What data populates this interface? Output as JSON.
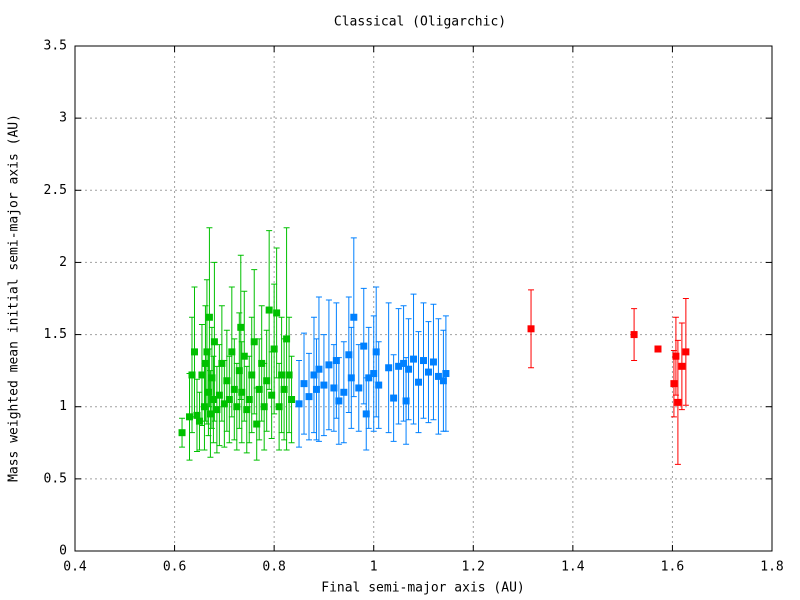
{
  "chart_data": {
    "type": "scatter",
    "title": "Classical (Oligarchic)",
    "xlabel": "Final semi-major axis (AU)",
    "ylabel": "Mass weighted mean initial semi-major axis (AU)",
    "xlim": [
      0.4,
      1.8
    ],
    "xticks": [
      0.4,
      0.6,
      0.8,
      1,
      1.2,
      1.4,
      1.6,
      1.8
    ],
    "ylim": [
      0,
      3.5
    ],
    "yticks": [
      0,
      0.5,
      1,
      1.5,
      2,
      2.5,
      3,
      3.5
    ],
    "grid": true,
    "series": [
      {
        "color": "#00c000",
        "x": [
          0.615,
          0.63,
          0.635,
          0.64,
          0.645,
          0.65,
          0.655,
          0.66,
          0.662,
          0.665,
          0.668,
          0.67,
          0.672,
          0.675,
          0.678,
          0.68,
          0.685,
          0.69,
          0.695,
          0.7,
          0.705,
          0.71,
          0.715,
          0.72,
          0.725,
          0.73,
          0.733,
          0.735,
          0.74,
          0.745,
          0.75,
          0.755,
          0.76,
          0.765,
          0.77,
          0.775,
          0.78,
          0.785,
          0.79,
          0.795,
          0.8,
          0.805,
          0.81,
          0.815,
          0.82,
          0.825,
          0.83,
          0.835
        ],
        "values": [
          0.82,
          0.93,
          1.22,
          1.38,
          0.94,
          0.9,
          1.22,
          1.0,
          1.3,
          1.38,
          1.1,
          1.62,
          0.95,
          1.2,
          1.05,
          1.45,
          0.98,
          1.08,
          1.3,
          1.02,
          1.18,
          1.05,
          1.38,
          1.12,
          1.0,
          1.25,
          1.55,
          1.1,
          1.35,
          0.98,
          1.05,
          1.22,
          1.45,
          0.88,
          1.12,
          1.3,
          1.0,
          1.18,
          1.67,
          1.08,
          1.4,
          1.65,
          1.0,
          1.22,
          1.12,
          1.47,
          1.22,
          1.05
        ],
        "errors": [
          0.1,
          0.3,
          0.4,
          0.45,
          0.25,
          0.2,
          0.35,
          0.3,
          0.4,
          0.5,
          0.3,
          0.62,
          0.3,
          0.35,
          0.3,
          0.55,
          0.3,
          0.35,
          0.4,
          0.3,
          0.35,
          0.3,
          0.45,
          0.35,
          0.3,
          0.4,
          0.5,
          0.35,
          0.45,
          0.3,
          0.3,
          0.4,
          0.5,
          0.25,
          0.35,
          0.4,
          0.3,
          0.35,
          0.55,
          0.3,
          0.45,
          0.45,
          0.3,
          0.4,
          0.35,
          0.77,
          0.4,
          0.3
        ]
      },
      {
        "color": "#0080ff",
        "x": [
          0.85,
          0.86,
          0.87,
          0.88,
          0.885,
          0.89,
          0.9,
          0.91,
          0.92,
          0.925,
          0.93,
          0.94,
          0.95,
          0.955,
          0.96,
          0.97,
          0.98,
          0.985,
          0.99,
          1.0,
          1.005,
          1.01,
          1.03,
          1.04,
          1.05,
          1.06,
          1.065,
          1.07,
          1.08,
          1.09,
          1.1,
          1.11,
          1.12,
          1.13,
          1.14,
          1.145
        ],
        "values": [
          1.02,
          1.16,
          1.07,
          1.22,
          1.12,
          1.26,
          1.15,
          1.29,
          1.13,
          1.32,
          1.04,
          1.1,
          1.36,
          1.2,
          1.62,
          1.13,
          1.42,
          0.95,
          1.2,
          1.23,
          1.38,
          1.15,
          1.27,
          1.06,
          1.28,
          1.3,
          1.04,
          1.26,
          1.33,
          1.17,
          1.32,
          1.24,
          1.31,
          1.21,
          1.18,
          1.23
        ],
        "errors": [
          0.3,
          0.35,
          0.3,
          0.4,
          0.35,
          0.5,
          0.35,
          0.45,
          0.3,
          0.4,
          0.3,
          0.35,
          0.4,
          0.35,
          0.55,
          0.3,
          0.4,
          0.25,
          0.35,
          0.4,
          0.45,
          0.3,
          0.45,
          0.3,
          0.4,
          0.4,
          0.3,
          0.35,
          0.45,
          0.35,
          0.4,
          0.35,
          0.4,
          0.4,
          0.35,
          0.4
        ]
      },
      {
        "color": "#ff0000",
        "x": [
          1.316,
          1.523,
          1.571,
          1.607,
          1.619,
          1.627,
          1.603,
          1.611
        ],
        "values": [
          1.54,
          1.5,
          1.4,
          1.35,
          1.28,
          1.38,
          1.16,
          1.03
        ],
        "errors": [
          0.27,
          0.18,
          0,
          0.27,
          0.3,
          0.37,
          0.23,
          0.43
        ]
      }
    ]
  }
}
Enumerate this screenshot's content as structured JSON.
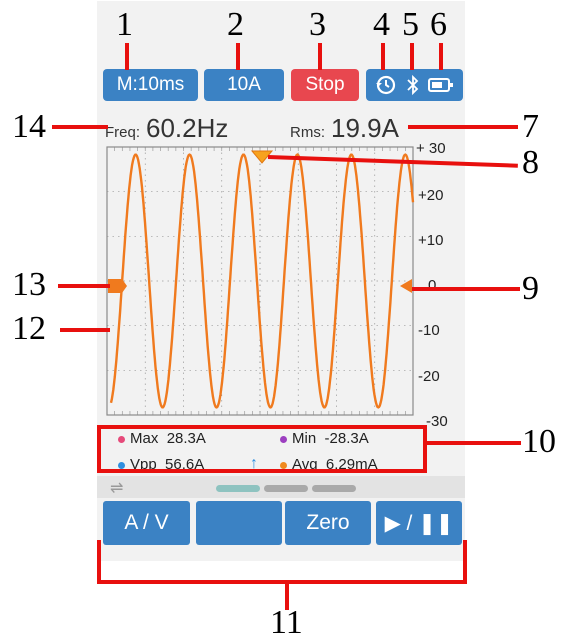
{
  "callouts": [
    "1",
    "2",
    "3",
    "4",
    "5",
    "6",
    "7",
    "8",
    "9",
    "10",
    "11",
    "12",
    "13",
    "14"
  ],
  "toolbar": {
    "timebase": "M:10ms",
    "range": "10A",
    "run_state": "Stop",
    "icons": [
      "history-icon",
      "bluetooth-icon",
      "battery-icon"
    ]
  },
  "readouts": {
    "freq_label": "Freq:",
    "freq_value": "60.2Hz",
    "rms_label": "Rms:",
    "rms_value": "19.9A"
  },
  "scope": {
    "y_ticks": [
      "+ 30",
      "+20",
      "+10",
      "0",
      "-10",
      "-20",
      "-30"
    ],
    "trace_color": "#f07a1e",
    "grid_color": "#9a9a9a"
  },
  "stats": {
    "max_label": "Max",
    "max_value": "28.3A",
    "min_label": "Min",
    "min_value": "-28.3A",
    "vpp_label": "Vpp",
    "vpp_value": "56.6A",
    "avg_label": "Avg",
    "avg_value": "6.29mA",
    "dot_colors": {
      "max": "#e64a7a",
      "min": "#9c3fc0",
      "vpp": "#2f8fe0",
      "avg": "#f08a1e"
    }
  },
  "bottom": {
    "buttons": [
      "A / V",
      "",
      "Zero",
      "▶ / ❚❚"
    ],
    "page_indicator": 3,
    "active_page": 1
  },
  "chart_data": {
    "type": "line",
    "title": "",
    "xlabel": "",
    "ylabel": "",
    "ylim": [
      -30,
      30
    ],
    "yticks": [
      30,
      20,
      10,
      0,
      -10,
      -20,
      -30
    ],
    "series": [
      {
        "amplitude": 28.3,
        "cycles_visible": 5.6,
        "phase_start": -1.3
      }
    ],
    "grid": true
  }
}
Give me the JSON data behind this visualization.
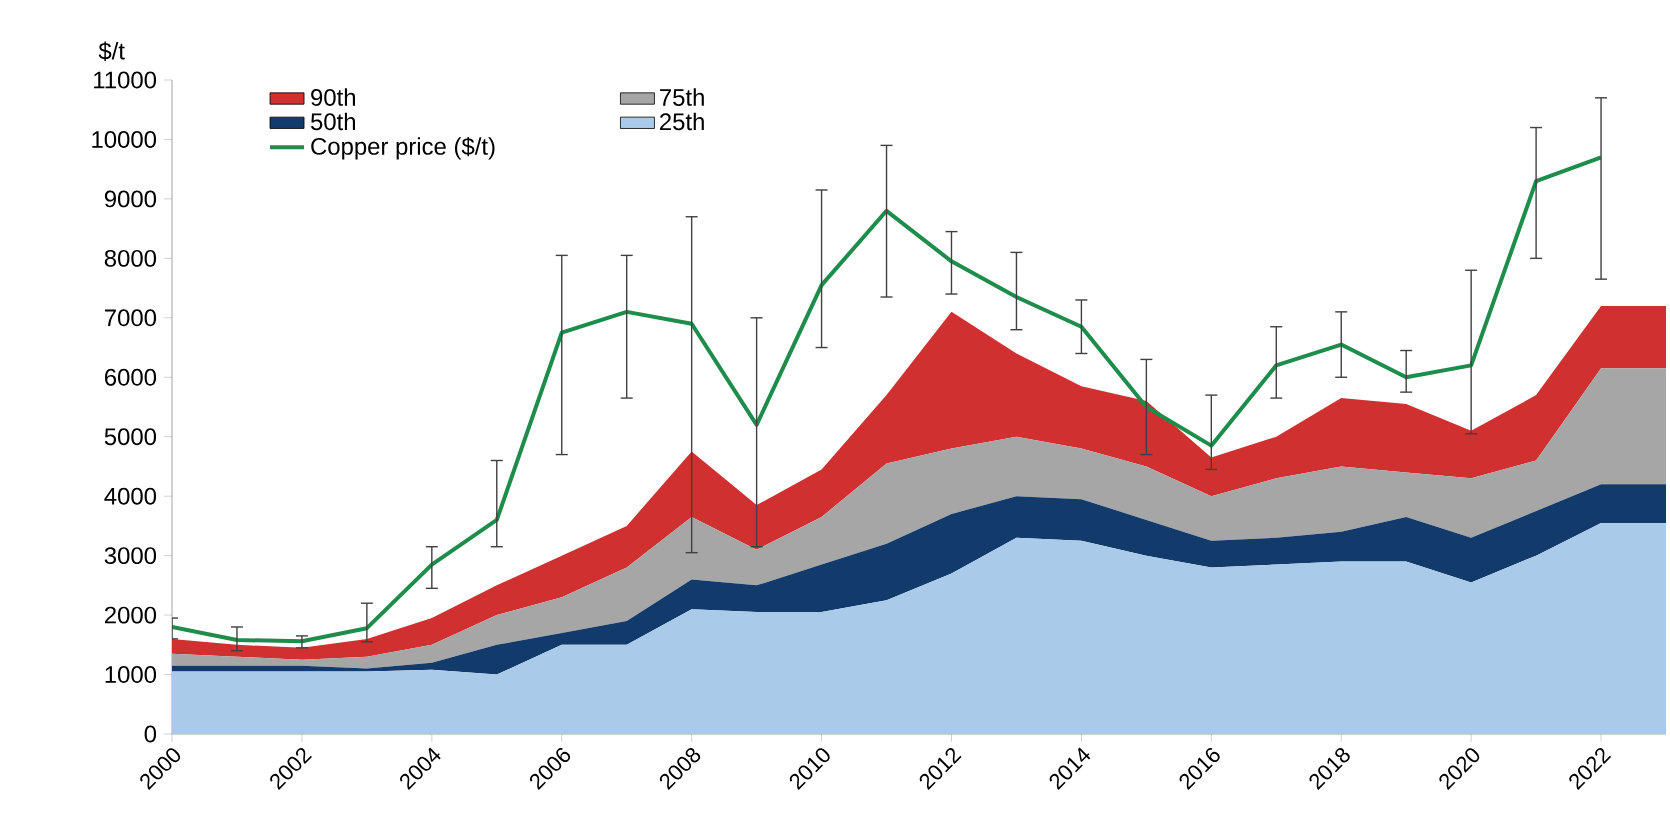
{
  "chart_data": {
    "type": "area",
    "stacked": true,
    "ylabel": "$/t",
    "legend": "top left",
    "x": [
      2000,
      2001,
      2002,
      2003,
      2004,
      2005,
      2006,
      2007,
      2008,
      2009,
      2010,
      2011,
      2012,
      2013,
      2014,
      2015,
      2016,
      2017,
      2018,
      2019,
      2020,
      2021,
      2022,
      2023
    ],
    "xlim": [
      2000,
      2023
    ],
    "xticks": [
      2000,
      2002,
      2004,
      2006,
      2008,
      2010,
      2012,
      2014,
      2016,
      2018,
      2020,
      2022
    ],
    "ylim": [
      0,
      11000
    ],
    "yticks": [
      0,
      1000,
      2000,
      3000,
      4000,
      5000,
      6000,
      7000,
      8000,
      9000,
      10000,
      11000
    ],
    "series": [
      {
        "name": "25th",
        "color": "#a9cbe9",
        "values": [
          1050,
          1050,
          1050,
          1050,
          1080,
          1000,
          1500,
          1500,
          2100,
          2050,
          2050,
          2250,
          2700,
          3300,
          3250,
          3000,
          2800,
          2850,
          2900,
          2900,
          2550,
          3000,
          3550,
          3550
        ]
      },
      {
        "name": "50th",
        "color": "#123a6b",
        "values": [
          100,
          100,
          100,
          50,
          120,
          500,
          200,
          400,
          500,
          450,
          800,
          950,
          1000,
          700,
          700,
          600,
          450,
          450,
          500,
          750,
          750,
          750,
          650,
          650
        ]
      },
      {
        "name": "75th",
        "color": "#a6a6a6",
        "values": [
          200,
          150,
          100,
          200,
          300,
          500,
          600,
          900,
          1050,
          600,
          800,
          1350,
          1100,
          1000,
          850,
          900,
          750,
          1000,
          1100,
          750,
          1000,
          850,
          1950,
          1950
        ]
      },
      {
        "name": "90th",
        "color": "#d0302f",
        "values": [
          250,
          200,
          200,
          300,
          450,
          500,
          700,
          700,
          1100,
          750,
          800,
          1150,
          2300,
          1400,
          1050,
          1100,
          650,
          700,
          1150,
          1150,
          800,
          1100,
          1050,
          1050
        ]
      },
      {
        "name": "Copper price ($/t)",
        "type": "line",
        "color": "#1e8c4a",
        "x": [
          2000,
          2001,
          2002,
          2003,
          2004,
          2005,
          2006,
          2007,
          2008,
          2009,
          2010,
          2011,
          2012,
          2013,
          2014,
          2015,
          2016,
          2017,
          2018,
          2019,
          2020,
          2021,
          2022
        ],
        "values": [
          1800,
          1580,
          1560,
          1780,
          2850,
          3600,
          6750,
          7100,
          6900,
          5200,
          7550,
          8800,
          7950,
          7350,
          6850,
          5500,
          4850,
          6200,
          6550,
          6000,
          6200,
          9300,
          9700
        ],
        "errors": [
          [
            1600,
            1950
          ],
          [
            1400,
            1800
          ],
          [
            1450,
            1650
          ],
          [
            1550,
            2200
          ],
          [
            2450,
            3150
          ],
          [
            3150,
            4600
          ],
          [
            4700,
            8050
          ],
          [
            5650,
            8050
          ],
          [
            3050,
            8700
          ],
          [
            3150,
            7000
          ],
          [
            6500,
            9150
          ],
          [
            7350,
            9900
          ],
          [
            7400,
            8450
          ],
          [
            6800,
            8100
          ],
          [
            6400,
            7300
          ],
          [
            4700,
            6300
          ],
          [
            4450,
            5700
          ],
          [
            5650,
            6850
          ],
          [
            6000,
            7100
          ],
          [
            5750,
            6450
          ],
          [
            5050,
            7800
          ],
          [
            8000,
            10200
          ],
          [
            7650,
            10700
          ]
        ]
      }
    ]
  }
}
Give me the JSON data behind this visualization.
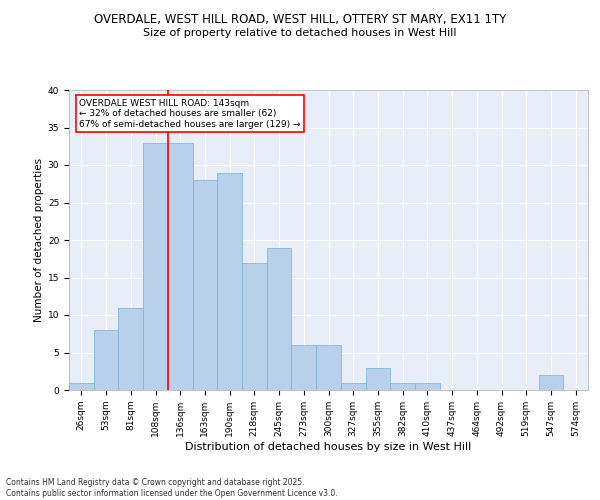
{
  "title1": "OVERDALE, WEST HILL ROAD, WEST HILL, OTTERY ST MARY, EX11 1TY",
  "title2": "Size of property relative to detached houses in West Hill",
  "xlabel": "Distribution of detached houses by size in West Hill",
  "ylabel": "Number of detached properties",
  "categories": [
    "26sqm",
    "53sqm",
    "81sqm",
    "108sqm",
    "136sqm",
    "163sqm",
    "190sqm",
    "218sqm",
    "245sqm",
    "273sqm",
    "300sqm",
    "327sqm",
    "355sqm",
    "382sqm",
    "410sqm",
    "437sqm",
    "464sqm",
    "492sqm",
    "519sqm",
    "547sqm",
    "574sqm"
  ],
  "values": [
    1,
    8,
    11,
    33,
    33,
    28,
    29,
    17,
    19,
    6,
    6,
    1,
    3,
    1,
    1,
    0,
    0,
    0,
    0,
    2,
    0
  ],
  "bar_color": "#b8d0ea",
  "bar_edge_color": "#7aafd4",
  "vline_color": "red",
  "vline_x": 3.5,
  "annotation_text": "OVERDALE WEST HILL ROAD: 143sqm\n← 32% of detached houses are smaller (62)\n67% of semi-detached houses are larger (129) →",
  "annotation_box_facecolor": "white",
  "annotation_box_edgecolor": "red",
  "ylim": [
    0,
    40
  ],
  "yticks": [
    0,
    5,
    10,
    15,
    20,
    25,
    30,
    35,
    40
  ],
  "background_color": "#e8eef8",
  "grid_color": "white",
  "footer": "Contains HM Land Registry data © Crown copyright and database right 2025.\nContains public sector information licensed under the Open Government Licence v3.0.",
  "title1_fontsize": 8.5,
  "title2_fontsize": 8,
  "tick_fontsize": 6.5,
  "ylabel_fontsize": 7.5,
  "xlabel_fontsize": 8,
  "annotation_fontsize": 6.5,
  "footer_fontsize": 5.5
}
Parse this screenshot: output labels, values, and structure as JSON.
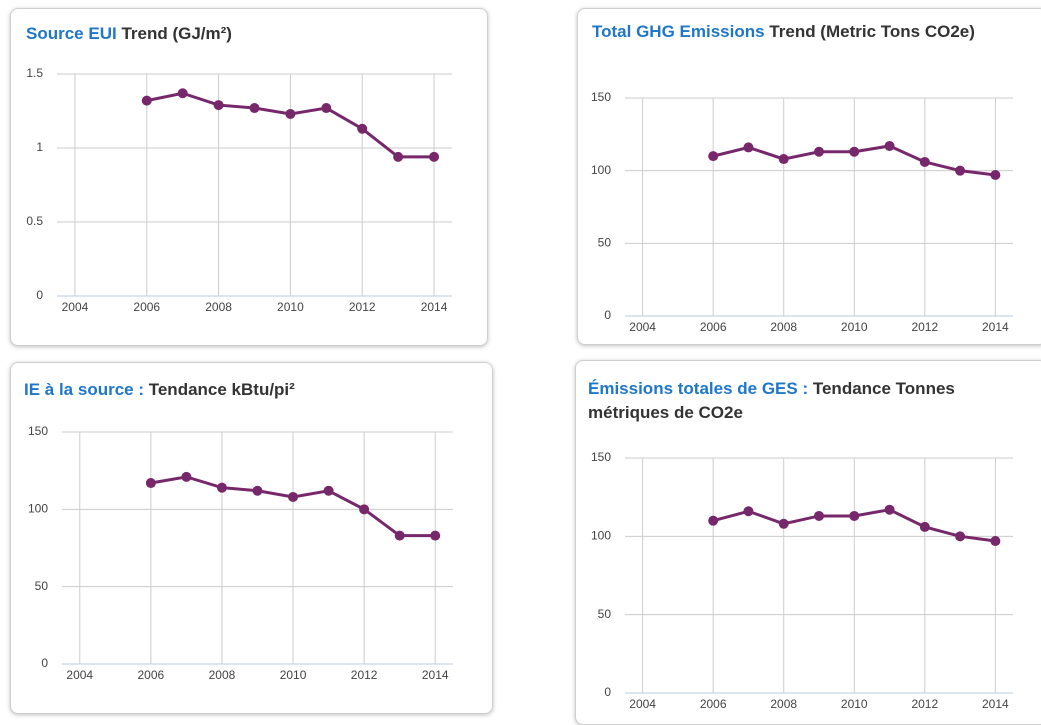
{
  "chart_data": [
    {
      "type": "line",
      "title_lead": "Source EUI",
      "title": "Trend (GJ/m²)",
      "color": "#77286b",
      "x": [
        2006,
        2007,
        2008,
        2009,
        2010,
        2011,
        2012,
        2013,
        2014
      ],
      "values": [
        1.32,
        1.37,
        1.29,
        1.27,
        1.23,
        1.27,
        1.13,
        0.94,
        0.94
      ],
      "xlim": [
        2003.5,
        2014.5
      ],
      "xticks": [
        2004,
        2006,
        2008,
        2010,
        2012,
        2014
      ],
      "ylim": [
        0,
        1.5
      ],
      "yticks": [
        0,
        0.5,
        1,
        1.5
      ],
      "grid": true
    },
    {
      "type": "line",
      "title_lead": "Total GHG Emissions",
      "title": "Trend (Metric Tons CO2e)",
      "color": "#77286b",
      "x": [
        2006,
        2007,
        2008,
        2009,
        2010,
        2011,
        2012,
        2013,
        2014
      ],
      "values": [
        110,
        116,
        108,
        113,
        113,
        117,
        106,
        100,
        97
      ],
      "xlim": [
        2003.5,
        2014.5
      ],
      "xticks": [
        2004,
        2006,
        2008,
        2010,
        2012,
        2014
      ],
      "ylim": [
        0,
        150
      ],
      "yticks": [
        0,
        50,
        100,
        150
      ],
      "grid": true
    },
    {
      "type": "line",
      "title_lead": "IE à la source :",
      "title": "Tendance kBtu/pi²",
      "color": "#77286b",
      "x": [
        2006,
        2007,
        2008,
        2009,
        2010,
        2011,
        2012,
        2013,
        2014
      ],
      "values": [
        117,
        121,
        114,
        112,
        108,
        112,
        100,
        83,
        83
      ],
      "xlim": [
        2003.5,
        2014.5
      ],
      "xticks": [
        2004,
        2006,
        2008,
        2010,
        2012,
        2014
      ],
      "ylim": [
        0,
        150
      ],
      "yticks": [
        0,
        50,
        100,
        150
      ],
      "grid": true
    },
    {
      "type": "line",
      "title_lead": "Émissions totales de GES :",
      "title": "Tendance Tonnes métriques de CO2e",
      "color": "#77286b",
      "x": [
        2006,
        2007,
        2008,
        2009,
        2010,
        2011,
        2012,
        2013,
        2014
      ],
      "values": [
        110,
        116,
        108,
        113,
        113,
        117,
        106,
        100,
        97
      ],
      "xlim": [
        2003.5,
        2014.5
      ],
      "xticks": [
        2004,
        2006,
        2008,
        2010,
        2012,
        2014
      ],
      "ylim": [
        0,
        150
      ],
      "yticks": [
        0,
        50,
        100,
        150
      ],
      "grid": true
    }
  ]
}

Goal: Report each line in the data that holds the word "ROAD".

Answer to the task:
  "title1": "OVERDALE, WEST HILL ROAD, WEST HILL, OTTERY ST MARY, EX11 1TY",
  "annotation_text": "OVERDALE WEST HILL ROAD: 143sqm\n← 32% of detached houses are smaller (62)\n67% of semi-detached houses are larger (129) →",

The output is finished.